* GIVEN INSTRUCTION
How many lines in the entries below contain the string "surface", with case counting? Reply with the number alone.
***** INFORMATION PROVIDED *****
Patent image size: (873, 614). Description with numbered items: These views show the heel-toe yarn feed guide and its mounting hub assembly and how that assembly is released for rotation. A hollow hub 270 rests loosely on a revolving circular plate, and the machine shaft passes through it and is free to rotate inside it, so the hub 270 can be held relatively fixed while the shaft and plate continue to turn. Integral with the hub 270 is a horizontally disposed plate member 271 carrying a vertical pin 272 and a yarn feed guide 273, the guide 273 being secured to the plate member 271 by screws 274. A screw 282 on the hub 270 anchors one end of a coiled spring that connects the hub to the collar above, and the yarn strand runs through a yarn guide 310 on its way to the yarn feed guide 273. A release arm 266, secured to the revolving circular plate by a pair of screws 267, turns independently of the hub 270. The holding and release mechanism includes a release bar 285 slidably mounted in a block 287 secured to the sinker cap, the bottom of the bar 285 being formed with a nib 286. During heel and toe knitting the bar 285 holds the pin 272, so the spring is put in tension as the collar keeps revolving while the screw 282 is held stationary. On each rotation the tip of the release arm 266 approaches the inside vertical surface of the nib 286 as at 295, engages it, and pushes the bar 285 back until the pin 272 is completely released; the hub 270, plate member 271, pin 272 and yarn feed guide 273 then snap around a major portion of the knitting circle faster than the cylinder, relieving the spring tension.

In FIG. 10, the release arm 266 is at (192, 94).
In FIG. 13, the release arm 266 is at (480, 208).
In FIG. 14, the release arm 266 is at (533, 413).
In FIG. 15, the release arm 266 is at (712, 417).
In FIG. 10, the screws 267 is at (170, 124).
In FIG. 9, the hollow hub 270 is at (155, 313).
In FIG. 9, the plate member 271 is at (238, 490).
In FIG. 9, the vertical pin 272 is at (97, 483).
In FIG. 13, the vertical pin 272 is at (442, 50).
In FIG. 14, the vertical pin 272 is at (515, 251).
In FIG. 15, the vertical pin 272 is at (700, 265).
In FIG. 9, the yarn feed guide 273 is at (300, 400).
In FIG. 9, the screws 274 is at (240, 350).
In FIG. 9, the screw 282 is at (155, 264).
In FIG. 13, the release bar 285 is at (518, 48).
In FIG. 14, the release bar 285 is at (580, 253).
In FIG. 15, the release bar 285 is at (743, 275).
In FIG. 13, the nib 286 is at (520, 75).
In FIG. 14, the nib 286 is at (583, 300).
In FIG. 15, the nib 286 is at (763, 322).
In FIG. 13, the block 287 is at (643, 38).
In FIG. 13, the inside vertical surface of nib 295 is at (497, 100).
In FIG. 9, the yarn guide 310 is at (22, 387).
*****
* SOLUTION TO THE EXERCISE
2